** begin **
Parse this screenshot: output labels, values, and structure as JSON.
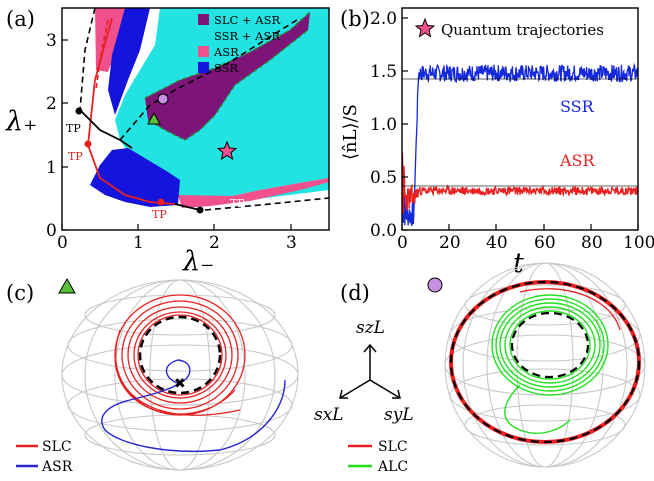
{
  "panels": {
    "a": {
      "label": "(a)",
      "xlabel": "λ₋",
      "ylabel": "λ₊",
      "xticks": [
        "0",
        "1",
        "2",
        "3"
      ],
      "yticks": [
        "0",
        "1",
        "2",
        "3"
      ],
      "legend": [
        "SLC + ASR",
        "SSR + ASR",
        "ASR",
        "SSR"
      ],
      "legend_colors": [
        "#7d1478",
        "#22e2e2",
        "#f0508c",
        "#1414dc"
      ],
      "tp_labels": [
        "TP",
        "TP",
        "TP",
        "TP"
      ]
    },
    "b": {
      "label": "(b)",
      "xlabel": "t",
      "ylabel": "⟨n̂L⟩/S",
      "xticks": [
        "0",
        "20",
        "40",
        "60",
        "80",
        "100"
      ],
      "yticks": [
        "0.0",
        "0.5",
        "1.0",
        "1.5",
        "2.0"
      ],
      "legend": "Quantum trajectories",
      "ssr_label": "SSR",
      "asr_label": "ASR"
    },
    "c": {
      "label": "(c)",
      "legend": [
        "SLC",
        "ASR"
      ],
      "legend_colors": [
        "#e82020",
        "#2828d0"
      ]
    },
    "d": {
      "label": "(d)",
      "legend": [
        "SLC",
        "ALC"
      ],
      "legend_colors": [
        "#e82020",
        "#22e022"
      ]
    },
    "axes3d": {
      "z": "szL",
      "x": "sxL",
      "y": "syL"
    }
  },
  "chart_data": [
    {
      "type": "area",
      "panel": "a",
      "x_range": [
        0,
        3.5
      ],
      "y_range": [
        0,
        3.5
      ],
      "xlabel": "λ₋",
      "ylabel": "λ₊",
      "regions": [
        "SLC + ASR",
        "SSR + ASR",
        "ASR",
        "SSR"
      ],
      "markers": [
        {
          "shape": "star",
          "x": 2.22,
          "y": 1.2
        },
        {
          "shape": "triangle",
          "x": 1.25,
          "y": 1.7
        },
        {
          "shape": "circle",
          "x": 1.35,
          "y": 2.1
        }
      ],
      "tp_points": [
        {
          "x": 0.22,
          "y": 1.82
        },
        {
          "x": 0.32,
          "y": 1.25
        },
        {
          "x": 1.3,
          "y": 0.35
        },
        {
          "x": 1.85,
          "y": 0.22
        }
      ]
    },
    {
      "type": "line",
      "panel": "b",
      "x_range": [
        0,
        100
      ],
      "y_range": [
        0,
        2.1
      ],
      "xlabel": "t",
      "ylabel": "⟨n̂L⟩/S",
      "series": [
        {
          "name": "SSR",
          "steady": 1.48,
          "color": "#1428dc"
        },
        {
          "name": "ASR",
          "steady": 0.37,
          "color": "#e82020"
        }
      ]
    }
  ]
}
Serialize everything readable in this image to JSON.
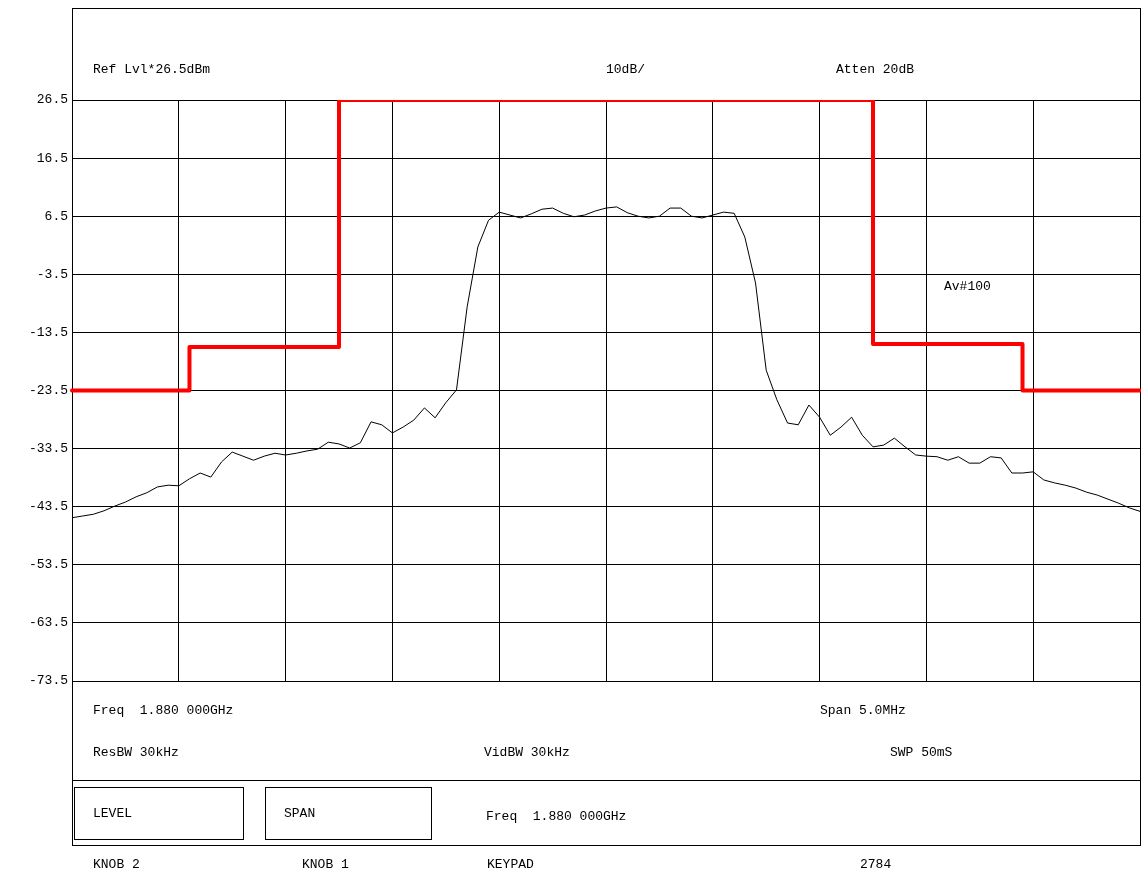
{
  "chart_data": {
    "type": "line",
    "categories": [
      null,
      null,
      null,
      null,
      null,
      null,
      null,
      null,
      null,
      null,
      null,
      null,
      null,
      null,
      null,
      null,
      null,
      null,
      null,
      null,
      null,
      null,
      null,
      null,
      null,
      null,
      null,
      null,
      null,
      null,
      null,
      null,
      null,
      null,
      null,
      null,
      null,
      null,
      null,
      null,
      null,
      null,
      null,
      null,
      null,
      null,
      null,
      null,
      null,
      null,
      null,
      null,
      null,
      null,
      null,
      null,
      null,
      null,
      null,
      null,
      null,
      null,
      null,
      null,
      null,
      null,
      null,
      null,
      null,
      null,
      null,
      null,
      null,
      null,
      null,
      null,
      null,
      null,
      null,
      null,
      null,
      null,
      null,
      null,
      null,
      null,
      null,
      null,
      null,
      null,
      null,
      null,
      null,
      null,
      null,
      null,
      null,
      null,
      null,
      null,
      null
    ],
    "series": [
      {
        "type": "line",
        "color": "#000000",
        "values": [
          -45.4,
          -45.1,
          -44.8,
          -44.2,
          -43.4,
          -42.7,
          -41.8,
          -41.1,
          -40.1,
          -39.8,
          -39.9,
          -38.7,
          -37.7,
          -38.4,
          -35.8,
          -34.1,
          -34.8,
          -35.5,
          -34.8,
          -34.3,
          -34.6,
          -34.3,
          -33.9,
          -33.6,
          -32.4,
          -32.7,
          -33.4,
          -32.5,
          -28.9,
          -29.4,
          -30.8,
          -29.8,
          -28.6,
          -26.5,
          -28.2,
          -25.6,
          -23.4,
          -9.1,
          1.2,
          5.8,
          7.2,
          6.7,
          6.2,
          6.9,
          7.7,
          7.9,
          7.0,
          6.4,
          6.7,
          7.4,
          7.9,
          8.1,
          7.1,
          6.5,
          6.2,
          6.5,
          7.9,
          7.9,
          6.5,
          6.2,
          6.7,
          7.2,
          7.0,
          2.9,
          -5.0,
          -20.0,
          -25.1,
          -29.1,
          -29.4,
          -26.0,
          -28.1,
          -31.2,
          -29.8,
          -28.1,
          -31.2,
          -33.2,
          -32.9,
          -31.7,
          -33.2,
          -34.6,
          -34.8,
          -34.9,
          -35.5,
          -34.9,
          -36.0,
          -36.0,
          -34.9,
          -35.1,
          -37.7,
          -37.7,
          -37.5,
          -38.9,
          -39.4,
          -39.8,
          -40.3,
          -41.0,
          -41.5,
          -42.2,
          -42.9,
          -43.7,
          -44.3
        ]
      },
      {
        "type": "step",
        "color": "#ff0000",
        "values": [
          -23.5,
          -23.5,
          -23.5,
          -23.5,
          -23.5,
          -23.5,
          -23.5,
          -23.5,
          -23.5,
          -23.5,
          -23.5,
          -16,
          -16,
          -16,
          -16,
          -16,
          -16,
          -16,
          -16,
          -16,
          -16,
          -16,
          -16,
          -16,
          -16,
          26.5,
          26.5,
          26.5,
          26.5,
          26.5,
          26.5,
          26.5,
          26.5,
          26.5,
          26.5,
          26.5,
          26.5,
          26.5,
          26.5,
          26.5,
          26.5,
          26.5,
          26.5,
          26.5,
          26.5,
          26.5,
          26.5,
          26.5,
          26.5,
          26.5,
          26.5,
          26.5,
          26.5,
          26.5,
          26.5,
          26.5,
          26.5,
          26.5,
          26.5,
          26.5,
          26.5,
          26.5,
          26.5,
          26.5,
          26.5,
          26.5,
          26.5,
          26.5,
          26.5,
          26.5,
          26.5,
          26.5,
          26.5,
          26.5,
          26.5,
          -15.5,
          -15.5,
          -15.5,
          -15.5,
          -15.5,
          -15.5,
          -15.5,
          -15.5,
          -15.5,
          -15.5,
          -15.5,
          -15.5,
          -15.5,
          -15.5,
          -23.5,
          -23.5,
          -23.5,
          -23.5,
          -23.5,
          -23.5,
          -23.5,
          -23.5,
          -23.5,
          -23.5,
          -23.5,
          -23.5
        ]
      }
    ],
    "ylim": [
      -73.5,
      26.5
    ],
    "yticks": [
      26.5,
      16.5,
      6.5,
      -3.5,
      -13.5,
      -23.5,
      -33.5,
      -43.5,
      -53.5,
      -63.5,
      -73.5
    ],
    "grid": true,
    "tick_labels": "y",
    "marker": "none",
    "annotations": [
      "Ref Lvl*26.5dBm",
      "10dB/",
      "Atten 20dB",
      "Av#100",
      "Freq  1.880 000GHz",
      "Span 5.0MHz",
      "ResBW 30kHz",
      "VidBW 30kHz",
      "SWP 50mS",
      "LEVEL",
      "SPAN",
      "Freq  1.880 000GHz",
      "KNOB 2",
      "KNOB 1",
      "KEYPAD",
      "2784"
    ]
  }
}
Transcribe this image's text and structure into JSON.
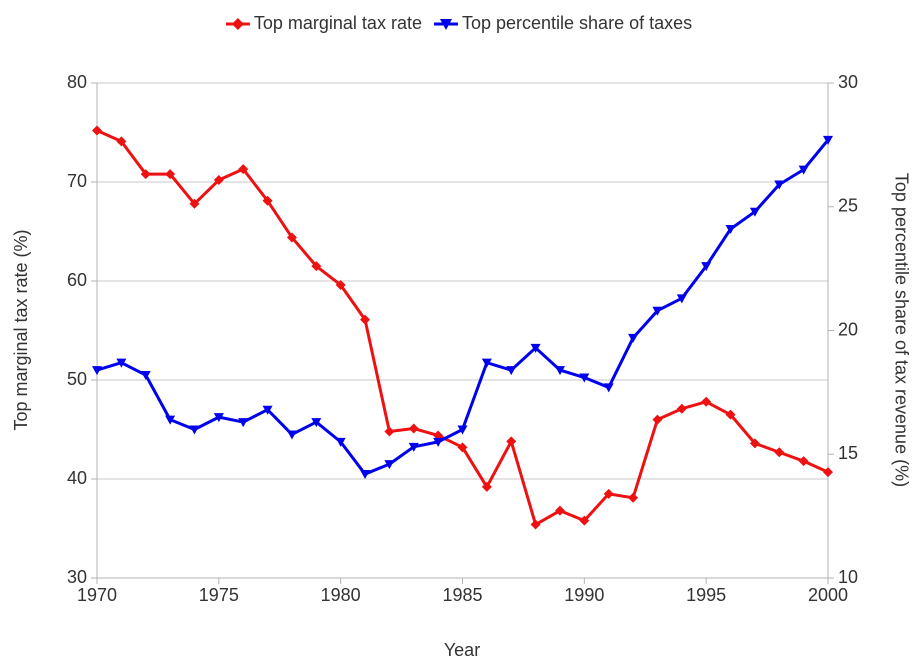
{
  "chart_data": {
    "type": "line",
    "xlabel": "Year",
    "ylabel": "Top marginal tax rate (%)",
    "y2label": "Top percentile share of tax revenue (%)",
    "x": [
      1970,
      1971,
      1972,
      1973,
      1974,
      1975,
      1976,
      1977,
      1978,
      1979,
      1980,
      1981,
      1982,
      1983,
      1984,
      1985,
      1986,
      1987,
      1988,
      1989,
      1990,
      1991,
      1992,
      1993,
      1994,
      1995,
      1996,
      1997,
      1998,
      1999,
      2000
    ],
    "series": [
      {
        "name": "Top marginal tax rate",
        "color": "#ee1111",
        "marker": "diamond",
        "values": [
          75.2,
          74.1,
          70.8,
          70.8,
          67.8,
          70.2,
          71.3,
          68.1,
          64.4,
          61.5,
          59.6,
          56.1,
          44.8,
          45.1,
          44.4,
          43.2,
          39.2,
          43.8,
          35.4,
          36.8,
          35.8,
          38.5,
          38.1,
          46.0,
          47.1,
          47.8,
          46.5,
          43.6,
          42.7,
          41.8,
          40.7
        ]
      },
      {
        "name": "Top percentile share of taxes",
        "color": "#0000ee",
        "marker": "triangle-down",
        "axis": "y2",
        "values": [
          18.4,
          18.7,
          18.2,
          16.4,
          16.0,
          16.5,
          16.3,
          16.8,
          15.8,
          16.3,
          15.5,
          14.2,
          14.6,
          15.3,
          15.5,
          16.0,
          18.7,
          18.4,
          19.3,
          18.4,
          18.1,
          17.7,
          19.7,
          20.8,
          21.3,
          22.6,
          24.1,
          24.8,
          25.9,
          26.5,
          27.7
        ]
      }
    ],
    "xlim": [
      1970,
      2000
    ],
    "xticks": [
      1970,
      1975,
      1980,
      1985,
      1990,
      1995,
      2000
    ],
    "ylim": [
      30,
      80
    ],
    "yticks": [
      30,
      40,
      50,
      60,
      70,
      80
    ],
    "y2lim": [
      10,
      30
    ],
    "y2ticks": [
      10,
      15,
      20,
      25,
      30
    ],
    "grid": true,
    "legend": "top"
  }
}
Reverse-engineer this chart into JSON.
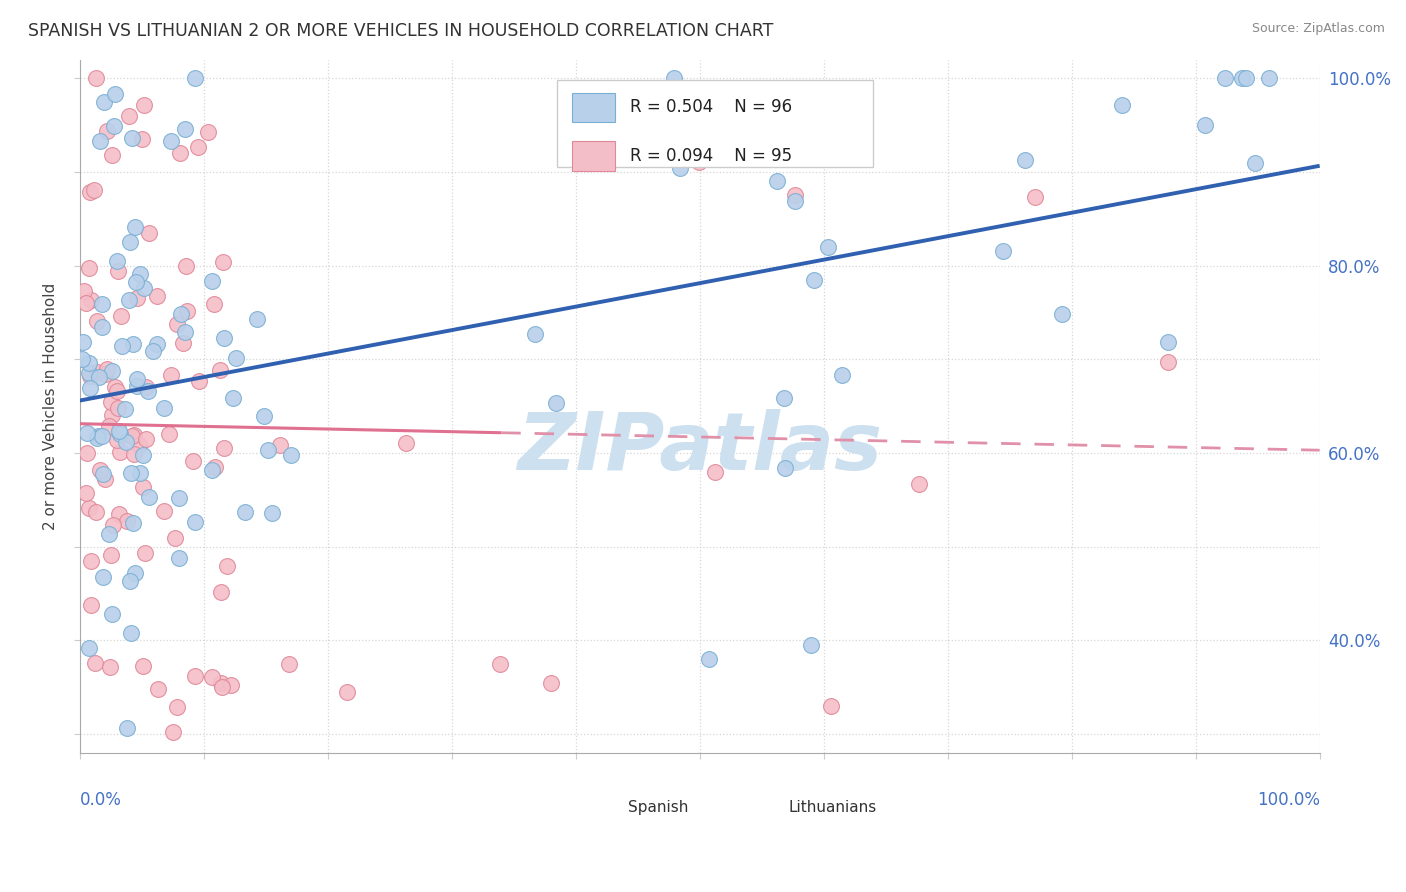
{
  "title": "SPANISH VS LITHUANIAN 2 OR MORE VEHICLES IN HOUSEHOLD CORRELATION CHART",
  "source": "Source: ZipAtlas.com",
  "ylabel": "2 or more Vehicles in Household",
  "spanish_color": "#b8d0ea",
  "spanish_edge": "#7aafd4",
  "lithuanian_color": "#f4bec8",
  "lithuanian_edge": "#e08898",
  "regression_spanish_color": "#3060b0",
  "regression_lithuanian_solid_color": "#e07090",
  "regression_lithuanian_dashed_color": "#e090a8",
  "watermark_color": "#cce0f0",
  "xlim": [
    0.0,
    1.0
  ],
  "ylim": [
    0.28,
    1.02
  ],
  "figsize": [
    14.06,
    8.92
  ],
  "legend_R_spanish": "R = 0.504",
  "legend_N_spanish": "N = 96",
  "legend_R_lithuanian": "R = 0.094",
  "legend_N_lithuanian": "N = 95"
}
** end **
[Task requirements]: Your output should consist solely of the lines from the line containing "Reverse-engineer this chart into JSON." through the last line of the entries, verbatim, minus any pictures.

[Result of the exercise]:
Reverse-engineer this chart into JSON.
{
  "title": "SPANISH VS LITHUANIAN 2 OR MORE VEHICLES IN HOUSEHOLD CORRELATION CHART",
  "source": "Source: ZipAtlas.com",
  "ylabel": "2 or more Vehicles in Household",
  "spanish_color": "#b8d0ea",
  "spanish_edge": "#7aafd4",
  "lithuanian_color": "#f4bec8",
  "lithuanian_edge": "#e08898",
  "regression_spanish_color": "#3060b0",
  "regression_lithuanian_solid_color": "#e07090",
  "regression_lithuanian_dashed_color": "#e090a8",
  "watermark_color": "#cce0f0",
  "xlim": [
    0.0,
    1.0
  ],
  "ylim": [
    0.28,
    1.02
  ],
  "figsize": [
    14.06,
    8.92
  ],
  "legend_R_spanish": "R = 0.504",
  "legend_N_spanish": "N = 96",
  "legend_R_lithuanian": "R = 0.094",
  "legend_N_lithuanian": "N = 95"
}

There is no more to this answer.